**Directive**
Among the records below, find each line that includes the string "Temperatures" and copy it.

**Data to process**
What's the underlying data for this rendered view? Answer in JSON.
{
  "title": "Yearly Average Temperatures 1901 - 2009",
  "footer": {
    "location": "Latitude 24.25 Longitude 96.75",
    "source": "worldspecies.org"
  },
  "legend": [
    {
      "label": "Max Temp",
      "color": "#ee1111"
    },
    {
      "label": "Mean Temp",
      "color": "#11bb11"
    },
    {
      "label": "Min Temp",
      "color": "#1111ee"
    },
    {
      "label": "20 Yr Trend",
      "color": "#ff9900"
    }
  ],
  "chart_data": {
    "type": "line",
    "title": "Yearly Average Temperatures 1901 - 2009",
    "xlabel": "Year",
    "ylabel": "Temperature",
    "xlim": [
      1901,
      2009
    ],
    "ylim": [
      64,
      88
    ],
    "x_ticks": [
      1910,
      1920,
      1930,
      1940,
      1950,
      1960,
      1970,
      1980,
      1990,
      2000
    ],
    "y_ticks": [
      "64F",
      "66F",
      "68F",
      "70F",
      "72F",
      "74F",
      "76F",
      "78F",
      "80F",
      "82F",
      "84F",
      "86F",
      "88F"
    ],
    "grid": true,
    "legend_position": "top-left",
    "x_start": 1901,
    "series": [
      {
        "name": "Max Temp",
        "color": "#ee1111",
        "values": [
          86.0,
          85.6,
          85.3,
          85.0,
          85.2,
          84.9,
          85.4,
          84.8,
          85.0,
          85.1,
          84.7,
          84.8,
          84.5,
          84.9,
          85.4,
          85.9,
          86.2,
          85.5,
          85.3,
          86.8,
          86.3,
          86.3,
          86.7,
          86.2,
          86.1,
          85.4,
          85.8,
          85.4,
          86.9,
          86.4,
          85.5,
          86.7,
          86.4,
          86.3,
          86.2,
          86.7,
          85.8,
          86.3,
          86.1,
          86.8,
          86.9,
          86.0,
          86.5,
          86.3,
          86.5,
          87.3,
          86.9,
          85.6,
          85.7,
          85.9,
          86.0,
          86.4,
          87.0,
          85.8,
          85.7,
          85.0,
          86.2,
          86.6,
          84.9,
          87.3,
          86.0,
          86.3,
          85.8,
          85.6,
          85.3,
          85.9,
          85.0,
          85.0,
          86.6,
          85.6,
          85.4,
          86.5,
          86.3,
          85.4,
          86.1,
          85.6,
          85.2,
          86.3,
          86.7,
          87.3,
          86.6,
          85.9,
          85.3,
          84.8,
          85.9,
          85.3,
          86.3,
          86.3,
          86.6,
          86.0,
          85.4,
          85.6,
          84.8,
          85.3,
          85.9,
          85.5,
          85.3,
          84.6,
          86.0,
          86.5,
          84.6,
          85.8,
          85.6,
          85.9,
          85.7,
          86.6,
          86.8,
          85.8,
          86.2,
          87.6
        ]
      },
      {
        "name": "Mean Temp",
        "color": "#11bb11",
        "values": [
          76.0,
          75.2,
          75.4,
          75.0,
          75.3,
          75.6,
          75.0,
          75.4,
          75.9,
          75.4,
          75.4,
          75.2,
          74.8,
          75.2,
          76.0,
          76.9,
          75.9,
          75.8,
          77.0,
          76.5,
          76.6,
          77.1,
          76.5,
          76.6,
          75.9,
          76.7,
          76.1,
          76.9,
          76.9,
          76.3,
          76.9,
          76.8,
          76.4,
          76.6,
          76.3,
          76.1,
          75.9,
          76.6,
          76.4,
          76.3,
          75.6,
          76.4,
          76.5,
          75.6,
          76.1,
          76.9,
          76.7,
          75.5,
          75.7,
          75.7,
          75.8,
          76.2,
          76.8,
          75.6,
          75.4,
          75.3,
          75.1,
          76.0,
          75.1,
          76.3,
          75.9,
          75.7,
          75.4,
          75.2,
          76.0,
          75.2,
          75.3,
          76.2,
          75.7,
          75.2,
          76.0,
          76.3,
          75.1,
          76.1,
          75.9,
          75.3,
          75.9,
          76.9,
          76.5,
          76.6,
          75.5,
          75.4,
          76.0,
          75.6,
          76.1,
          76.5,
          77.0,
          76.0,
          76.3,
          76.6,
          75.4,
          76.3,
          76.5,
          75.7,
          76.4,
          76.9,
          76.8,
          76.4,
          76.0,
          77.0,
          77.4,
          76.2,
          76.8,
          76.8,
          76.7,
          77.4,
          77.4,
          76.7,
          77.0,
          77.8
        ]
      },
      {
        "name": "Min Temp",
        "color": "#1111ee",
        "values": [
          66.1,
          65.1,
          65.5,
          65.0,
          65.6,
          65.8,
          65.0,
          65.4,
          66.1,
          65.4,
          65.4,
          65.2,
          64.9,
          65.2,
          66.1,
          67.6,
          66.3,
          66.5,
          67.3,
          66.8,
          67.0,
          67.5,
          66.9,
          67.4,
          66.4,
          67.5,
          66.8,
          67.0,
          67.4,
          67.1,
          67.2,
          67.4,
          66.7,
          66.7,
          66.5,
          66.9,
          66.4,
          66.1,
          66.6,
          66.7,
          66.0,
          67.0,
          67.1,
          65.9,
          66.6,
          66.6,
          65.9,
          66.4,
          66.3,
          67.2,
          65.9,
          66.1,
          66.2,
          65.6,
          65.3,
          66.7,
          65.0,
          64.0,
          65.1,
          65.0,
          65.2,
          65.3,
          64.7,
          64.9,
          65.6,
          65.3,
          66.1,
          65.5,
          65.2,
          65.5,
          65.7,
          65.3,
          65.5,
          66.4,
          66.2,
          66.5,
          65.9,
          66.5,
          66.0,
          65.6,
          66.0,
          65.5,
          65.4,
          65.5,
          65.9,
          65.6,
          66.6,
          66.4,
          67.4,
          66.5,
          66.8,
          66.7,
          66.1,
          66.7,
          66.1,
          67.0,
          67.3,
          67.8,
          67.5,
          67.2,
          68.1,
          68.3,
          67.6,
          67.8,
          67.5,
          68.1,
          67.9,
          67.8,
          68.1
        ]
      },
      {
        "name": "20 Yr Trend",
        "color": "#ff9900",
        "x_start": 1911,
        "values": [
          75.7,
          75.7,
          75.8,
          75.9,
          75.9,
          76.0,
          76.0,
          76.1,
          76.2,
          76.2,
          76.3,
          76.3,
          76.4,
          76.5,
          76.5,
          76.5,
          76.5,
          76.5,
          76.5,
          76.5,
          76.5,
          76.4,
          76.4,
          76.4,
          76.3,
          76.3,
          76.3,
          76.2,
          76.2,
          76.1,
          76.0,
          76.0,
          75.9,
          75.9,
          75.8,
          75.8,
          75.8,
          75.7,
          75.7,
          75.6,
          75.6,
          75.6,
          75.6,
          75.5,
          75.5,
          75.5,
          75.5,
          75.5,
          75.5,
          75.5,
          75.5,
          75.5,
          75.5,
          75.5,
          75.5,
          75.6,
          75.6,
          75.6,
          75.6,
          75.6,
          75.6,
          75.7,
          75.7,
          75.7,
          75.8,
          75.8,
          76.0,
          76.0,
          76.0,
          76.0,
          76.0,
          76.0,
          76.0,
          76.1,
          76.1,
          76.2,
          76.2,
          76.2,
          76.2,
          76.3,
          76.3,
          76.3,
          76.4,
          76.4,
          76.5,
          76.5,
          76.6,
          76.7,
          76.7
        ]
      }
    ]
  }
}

**Response**
  "title": "Yearly Average Temperatures 1901 - 2009",
    "title": "Yearly Average Temperatures 1901 - 2009",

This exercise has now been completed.